Element position data
────────
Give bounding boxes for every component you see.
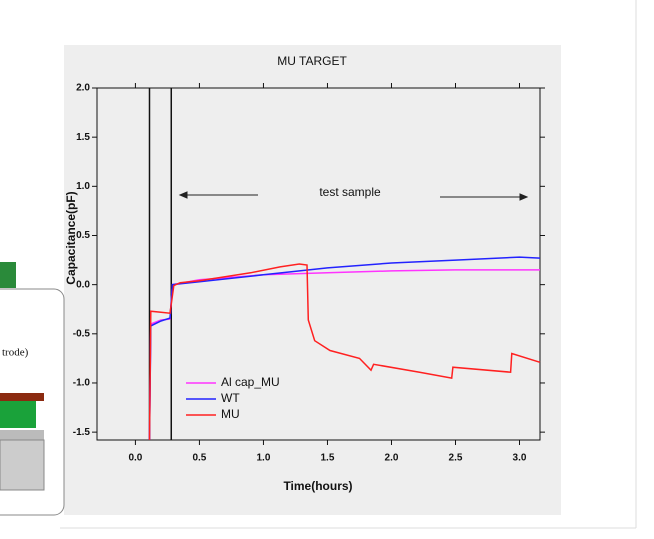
legend-label: WT <box>221 391 240 405</box>
series-line <box>148 263 541 441</box>
y-tick-label: 0.5 <box>76 230 90 241</box>
chart-title: MU TARGET <box>277 54 347 68</box>
x-tick-label: 0.5 <box>192 453 206 464</box>
y-tick-label: 1.5 <box>76 132 90 143</box>
y-tick-label: 1.0 <box>76 181 90 192</box>
inset-text: trode) <box>2 347 29 359</box>
x-tick-label: 2.5 <box>449 453 463 464</box>
x-tick-label: 1.5 <box>321 453 335 464</box>
y-tick-label: 2.0 <box>76 83 90 94</box>
inset-layer <box>0 393 44 401</box>
chart-panel <box>64 45 561 515</box>
green-fragment <box>0 262 16 288</box>
y-tick-label: -1.0 <box>73 378 91 389</box>
plot-frame <box>96 87 541 441</box>
x-tick-label: 2.0 <box>385 453 399 464</box>
y-tick-label: -0.5 <box>73 328 91 339</box>
inset-layer <box>0 439 45 491</box>
annotation: test sample <box>319 185 381 199</box>
x-tick-label: 0.0 <box>128 453 142 464</box>
legend-label: MU <box>221 407 240 421</box>
inset-layer <box>0 430 44 440</box>
y-axis-label: Capacitance(pF) <box>64 191 78 284</box>
series-line <box>148 256 541 441</box>
x-tick-label: 1.0 <box>256 453 270 464</box>
inset-layer <box>0 398 36 428</box>
y-tick-label: 0.0 <box>76 279 90 290</box>
x-tick-label: 3.0 <box>513 453 527 464</box>
arrows <box>178 191 529 201</box>
legend-label: Al cap_MU <box>221 375 280 389</box>
y-tick-label: -1.5 <box>73 427 91 438</box>
series-line <box>148 269 540 441</box>
x-axis-label: Time(hours) <box>283 479 352 493</box>
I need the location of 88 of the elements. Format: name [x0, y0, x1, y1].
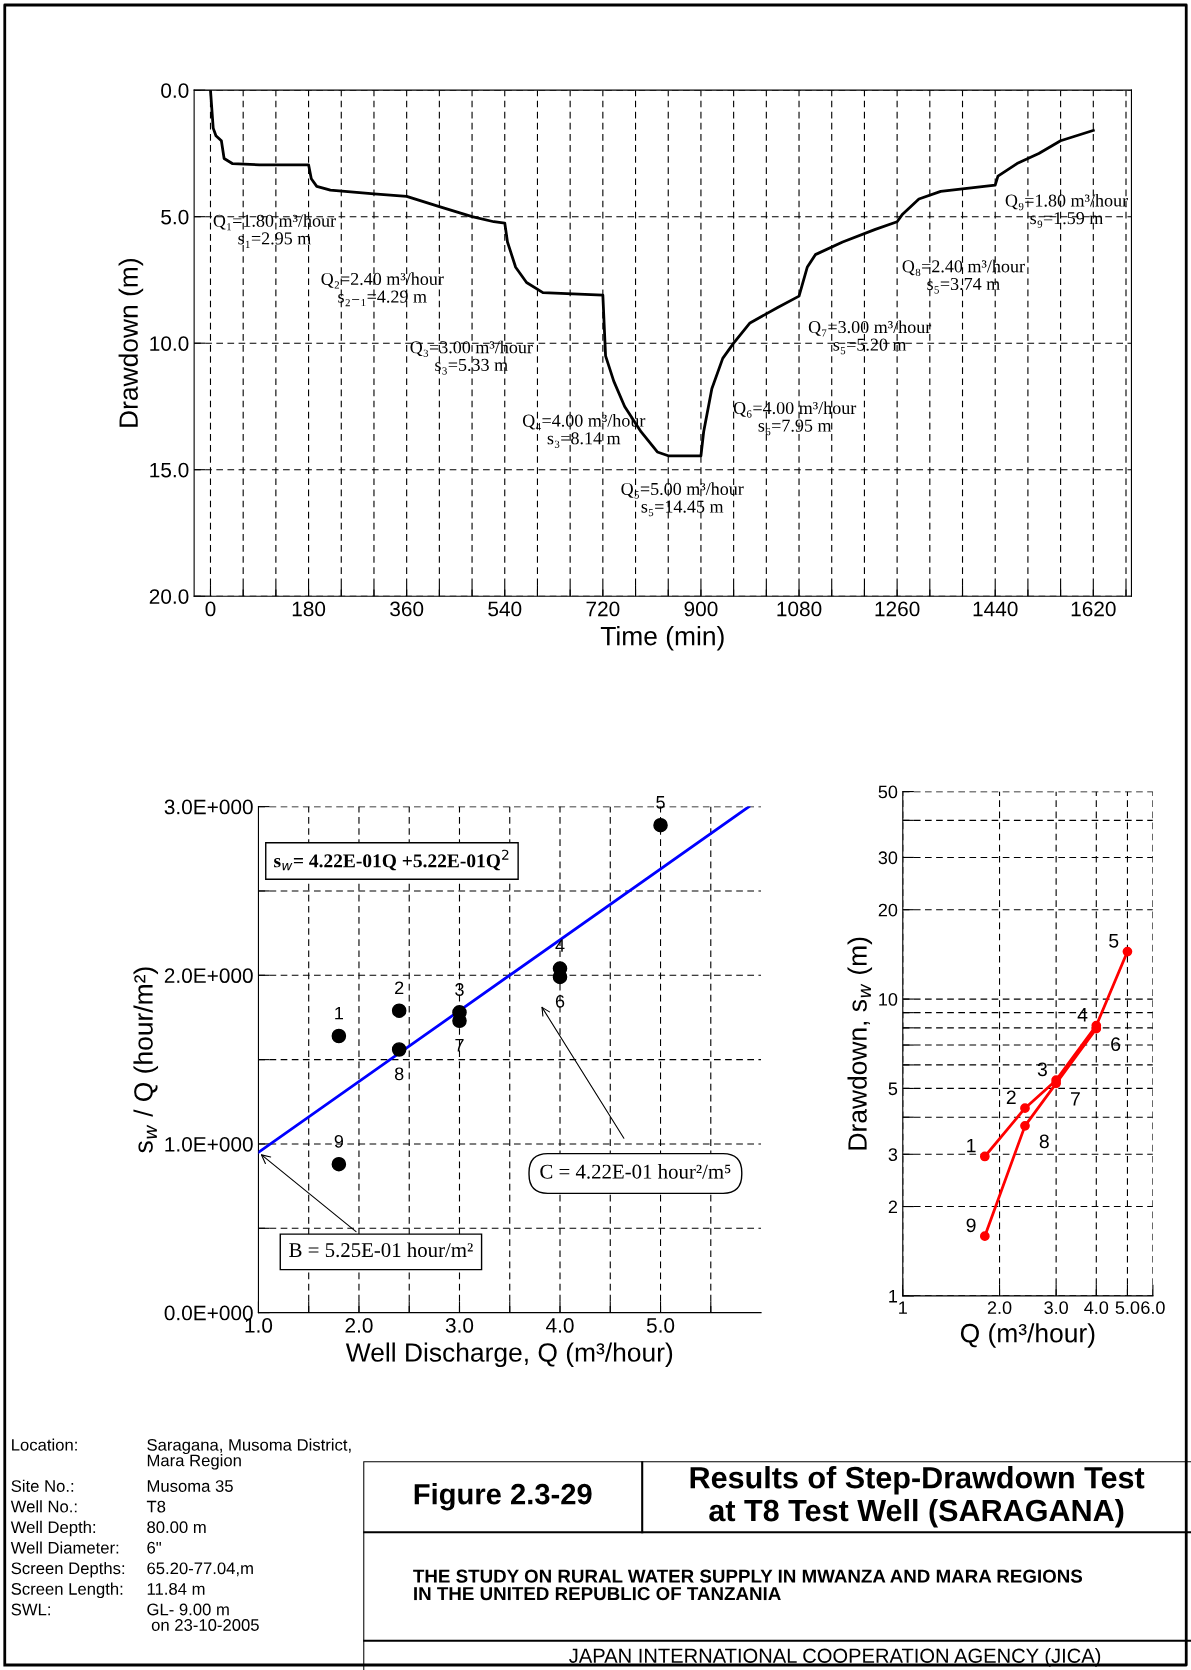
x-tick-label: 5.0: [646, 1318, 675, 1333]
annotation: Q₅=5.00 m³/hour s₅=14.45 m: [621, 482, 744, 517]
text: Results of Step-Drawdown Test at T8 Test Well (SARAGANA): [690, 1466, 1145, 1528]
annotation: s$_{w}$= 4.22E-01Q +5.22E-01Q$^{2}$: [274, 849, 509, 871]
y-tick-label: 2: [888, 1200, 898, 1214]
annotation: 1: [967, 1138, 976, 1153]
y-tick-label: 3: [888, 1148, 898, 1162]
text: 6": [147, 1541, 161, 1554]
annotation: 3: [1037, 1062, 1047, 1077]
x-axis-title: Q (m³/hour): [960, 1323, 1095, 1348]
y-axis-title: s$_{w}$ / Q (hour/m²): [133, 967, 159, 1153]
text: THE STUDY ON RURAL WATER SUPPLY IN MWANZA AND MARA REGIONS IN THE UNITED REPUBLIC OF TANZANIA: [413, 1569, 1083, 1601]
text: GL- 9.00 m on 23-10-2005: [147, 1603, 259, 1631]
text: SWL:: [11, 1603, 50, 1616]
text: Screen Depths:: [11, 1561, 125, 1578]
annotation: 9: [334, 1134, 344, 1148]
x-tick-label: 6.0: [1141, 1301, 1165, 1315]
y-tick-label: 1.0E+000: [165, 1136, 253, 1152]
annotation: Q₇=3.00 m³/hour s₅=5.20 m: [808, 320, 932, 355]
text: Well Depth:: [10, 1520, 96, 1537]
annotation: 7: [455, 1038, 464, 1052]
caption: Figure 2.3-29: [414, 1483, 592, 1511]
x-tick-label: 1: [899, 1301, 907, 1314]
y-tick-label: 20: [878, 903, 898, 917]
annotation: Q₉=1.80 m³/hour s₉=1.59 m: [1005, 193, 1128, 228]
annotation: 2: [1006, 1090, 1016, 1105]
annotation: Q₈=2.40 m³/hour s₅=3.74 m: [902, 259, 1025, 294]
x-tick-label: 720: [586, 601, 620, 617]
text: Saragana, Musoma District, Mara Region: [147, 1438, 351, 1470]
annotation: 4: [555, 939, 565, 952]
x-tick-label: 3.0: [445, 1318, 474, 1333]
annotation: 6: [1111, 1037, 1121, 1052]
y-tick-label: 10.0: [150, 336, 189, 351]
y-tick-label: 2.0E+000: [164, 968, 253, 984]
y-tick-label: 3.0E+000: [164, 799, 253, 815]
x-tick-label: 5.0: [1115, 1301, 1140, 1315]
y-tick-label: 15.0: [150, 462, 189, 478]
text: JAPAN INTERNATIONAL COOPERATION AGENCY (JICA): [569, 1648, 1101, 1667]
text: T8: [146, 1500, 166, 1513]
text: Location:: [12, 1438, 77, 1451]
x-tick-label: 0: [205, 601, 216, 617]
annotation: 8: [1039, 1134, 1049, 1149]
y-tick-label: 20.0: [149, 589, 189, 604]
text: Musoma 35: [147, 1480, 233, 1492]
x-tick-label: 4.0: [1084, 1301, 1109, 1315]
annotation: Q₆=4.00 m³/hour s₆=7.95 m: [733, 401, 857, 436]
y-tick-label: 30: [878, 851, 898, 865]
y-axis-title: Drawdown (m): [118, 259, 144, 427]
text: 11.84 m: [147, 1583, 205, 1595]
text: Well Diameter:: [10, 1541, 119, 1554]
x-tick-label: 540: [488, 601, 522, 617]
y-tick-label: 5: [888, 1082, 898, 1096]
x-tick-label: 2.0: [345, 1318, 373, 1333]
annotation: Q₂=2.40 m³/hour s₂₋₁=4.29 m: [321, 272, 444, 307]
annotation: 2: [395, 981, 404, 995]
y-tick-label: 0.0: [161, 83, 189, 98]
x-tick-label: 900: [684, 601, 718, 617]
annotation: C = 4.22E-01 hour²/m⁵: [540, 1164, 731, 1179]
text: Screen Length:: [11, 1582, 123, 1599]
annotation: 5: [656, 796, 665, 809]
annotation: Q₃=3.00 m³/hour s₃=5.33 m: [410, 340, 533, 375]
x-tick-label: 3.0: [1044, 1301, 1068, 1315]
y-tick-label: 50: [878, 785, 898, 799]
y-tick-label: 1: [889, 1290, 898, 1303]
x-tick-label: 1080: [777, 601, 822, 617]
x-tick-label: 360: [390, 601, 424, 617]
annotation: B = 5.25E-01 hour/m²: [289, 1242, 473, 1258]
x-tick-label: 2.0: [987, 1301, 1012, 1315]
annotation: 8: [394, 1067, 404, 1081]
text: Site No.:: [11, 1479, 74, 1492]
annotation: 6: [555, 994, 565, 1008]
annotation: 7: [1071, 1092, 1080, 1106]
x-axis-title: Time (min): [600, 626, 724, 651]
text: 80.00 m: [147, 1521, 206, 1534]
x-axis-title: Well Discharge, Q (m³/hour): [345, 1342, 673, 1368]
y-axis-title: Drawdown, s$_{w}$ (m): [847, 937, 873, 1150]
x-tick-label: 1260: [875, 601, 920, 617]
text: 65.20-77.04,m: [147, 1562, 253, 1577]
y-tick-label: 10: [879, 993, 898, 1006]
x-tick-label: 180: [292, 601, 326, 617]
annotation: 1: [335, 1006, 343, 1020]
x-tick-label: 4.0: [546, 1318, 574, 1333]
annotation: 5: [1109, 934, 1119, 948]
text: Well No.:: [10, 1500, 77, 1513]
x-tick-label: 1620: [1071, 601, 1116, 617]
annotation: 9: [966, 1218, 976, 1233]
x-tick-label: 1440: [973, 601, 1018, 617]
y-tick-label: 5.0: [161, 209, 189, 225]
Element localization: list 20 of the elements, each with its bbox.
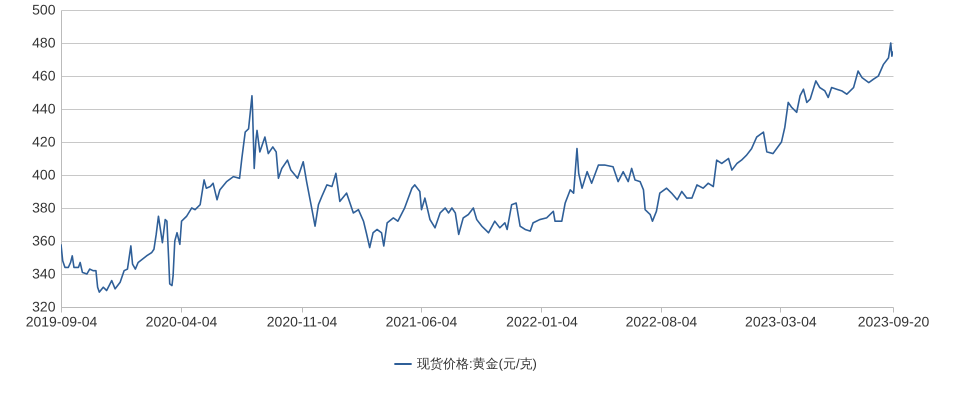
- x-tick-label: 2019-09-04: [26, 314, 98, 330]
- y-tick-label: 440: [32, 100, 56, 116]
- y-tick-label: 500: [32, 2, 56, 18]
- x-tick-label: 2023-03-04: [745, 314, 817, 330]
- y-tick-label: 460: [32, 68, 56, 84]
- y-tick-label: 480: [32, 34, 56, 50]
- y-tick-label: 420: [32, 134, 56, 150]
- y-tick-label: 340: [32, 266, 56, 282]
- x-tick-label: 2020-04-04: [146, 314, 218, 330]
- x-tick-label: 2022-08-04: [626, 314, 698, 330]
- legend-label: 现货价格:黄金(元/克): [417, 356, 537, 371]
- x-tick-label: 2023-09-20: [858, 314, 930, 330]
- y-tick-label: 380: [32, 200, 56, 216]
- y-tick-label: 360: [32, 232, 56, 248]
- line-series: [61, 42, 893, 293]
- y-tick-label: 320: [32, 298, 56, 314]
- x-tick-label: 2022-01-04: [506, 314, 578, 330]
- x-tick-label: 2021-06-04: [386, 314, 458, 330]
- y-tick-label: 400: [32, 166, 56, 182]
- x-tick-label: 2020-11-04: [266, 314, 338, 330]
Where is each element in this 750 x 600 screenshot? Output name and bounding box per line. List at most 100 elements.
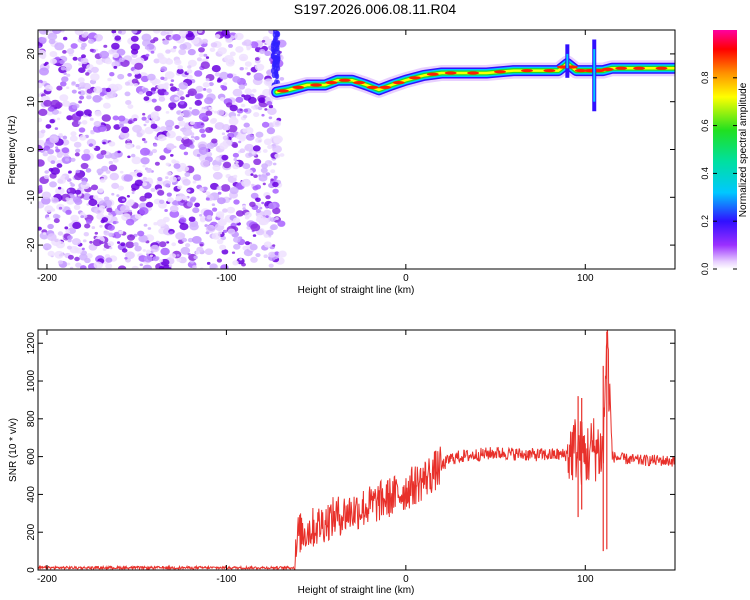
noise-speck bbox=[235, 96, 244, 103]
noise-speck bbox=[143, 96, 150, 101]
noise-speck bbox=[65, 229, 71, 234]
noise-speck bbox=[239, 258, 243, 261]
noise-speck bbox=[73, 204, 81, 210]
noise-speck bbox=[72, 196, 82, 203]
noise-speck bbox=[263, 234, 269, 238]
noise-speck bbox=[221, 249, 229, 255]
noise-speck bbox=[194, 99, 202, 106]
noise-speck bbox=[211, 138, 218, 144]
noise-speck bbox=[159, 155, 166, 161]
noise-speck bbox=[80, 212, 85, 216]
noise-speck bbox=[265, 205, 269, 209]
noise-speck bbox=[74, 189, 82, 195]
noise-speck bbox=[140, 157, 150, 165]
spectrogram-x-axis: -200 -100 0 100 bbox=[37, 30, 594, 284]
noise-speck bbox=[125, 100, 132, 105]
noise-speck bbox=[165, 176, 169, 180]
noise-speck bbox=[55, 187, 65, 195]
noise-speck bbox=[222, 135, 229, 141]
noise-speck bbox=[195, 85, 204, 92]
noise-speck bbox=[108, 164, 118, 172]
noise-speck bbox=[85, 219, 92, 224]
noise-speck bbox=[74, 173, 83, 181]
noise-speck bbox=[153, 58, 160, 64]
noise-speck bbox=[125, 241, 135, 249]
noise-speck bbox=[272, 181, 279, 188]
noise-speck bbox=[160, 126, 167, 132]
noise-speck bbox=[150, 187, 156, 192]
noise-speck bbox=[191, 236, 202, 244]
noise-speck bbox=[251, 88, 257, 93]
noise-speck bbox=[200, 159, 211, 168]
ridge-hotspot bbox=[392, 81, 405, 85]
y-tick-label: 200 bbox=[26, 523, 37, 540]
colorbar-tick-label: 0.4 bbox=[700, 167, 710, 180]
noise-speck bbox=[54, 250, 64, 259]
noise-speck bbox=[270, 169, 276, 174]
noise-speck bbox=[149, 180, 154, 184]
noise-speck bbox=[174, 59, 182, 66]
ridge-hotspot bbox=[444, 71, 457, 75]
noise-speck bbox=[116, 194, 120, 197]
noise-speck bbox=[81, 33, 88, 38]
noise-speck bbox=[38, 93, 41, 97]
noise-speck bbox=[244, 241, 250, 246]
noise-speck bbox=[153, 222, 158, 226]
noise-speck bbox=[81, 247, 85, 251]
noise-speck bbox=[160, 76, 165, 81]
noise-speck bbox=[206, 215, 213, 220]
noise-speck bbox=[228, 43, 233, 48]
x-tick-label: -100 bbox=[216, 574, 236, 585]
noise-speck bbox=[217, 197, 226, 205]
noise-speck bbox=[268, 116, 273, 120]
noise-speck bbox=[251, 151, 256, 155]
noise-speck bbox=[220, 264, 229, 269]
noise-speck bbox=[158, 266, 165, 269]
noise-speck bbox=[66, 73, 71, 77]
noise-speck bbox=[253, 112, 260, 118]
noise-speck bbox=[250, 256, 258, 263]
noise-speck bbox=[166, 171, 172, 176]
noise-speck bbox=[242, 163, 251, 170]
noise-speck bbox=[177, 185, 183, 190]
noise-speck bbox=[192, 180, 197, 184]
noise-speck bbox=[84, 223, 91, 229]
noise-speck bbox=[81, 153, 91, 161]
noise-speck bbox=[232, 163, 240, 170]
noise-speck bbox=[109, 246, 113, 250]
noise-speck bbox=[119, 170, 124, 174]
noise-speck bbox=[182, 128, 193, 137]
ridge-hotspot bbox=[408, 76, 421, 80]
noise-speck bbox=[80, 162, 89, 170]
noise-speck bbox=[134, 213, 142, 220]
noise-speck bbox=[153, 198, 161, 205]
colorbar-tick-label: 0.8 bbox=[700, 72, 710, 85]
snr-line bbox=[38, 330, 675, 570]
noise-speck bbox=[185, 32, 195, 41]
noise-speck bbox=[232, 88, 243, 97]
colorbar: 0.0 0.2 0.4 0.6 0.8 Normalized spectral ampl… bbox=[700, 30, 749, 275]
noise-speck bbox=[174, 125, 180, 129]
noise-speck bbox=[239, 67, 244, 71]
noise-speck bbox=[181, 237, 188, 243]
noise-speck bbox=[50, 160, 56, 165]
noise-speck bbox=[142, 182, 148, 187]
noise-speck bbox=[75, 247, 83, 254]
noise-speck bbox=[175, 135, 183, 142]
noise-speck bbox=[154, 161, 160, 166]
noise-speck bbox=[121, 248, 128, 253]
noise-speck bbox=[62, 50, 67, 54]
noise-speck bbox=[131, 30, 138, 34]
noise-speck bbox=[91, 66, 99, 73]
noise-speck bbox=[277, 220, 286, 227]
noise-speck bbox=[265, 195, 271, 200]
ridge-hotspot bbox=[310, 83, 323, 87]
noise-speck bbox=[176, 68, 184, 75]
noise-speck bbox=[217, 231, 223, 235]
noise-speck bbox=[268, 202, 277, 210]
noise-speck bbox=[224, 55, 234, 63]
noise-speck bbox=[222, 229, 228, 233]
noise-speck bbox=[164, 91, 169, 96]
noise-speck bbox=[80, 215, 85, 219]
noise-speck bbox=[222, 208, 228, 213]
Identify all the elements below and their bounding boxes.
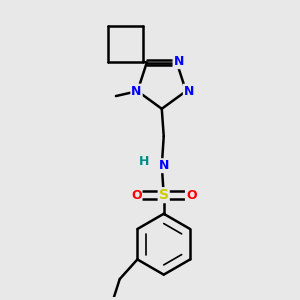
Text: N: N bbox=[184, 85, 194, 98]
Text: N: N bbox=[131, 85, 142, 98]
Text: N: N bbox=[174, 55, 184, 68]
Text: S: S bbox=[159, 188, 169, 202]
Text: N: N bbox=[159, 159, 169, 172]
Text: O: O bbox=[131, 189, 142, 202]
Text: O: O bbox=[186, 189, 196, 202]
Text: H: H bbox=[139, 155, 149, 168]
────────
[Objective]
Starting at the line containing "- x-tick-label: 2019-09-04: [26, 314, 98, 330]" and ending after the line containing "- y-tick-label: 480: [32, 34, 56, 50]", rewrite those lines with "y-tick-label" switched to "y-axis-tick" each time it appears. Leave everything else unchanged.

[Solution to this exercise]
- x-tick-label: 2019-09-04: [26, 314, 98, 330]
- y-axis-tick: 440: [32, 100, 56, 116]
- y-axis-tick: 500: [32, 2, 56, 18]
- x-tick-label: 2023-03-04: [745, 314, 817, 330]
- y-axis-tick: 460: [32, 68, 56, 84]
- y-axis-tick: 480: [32, 34, 56, 50]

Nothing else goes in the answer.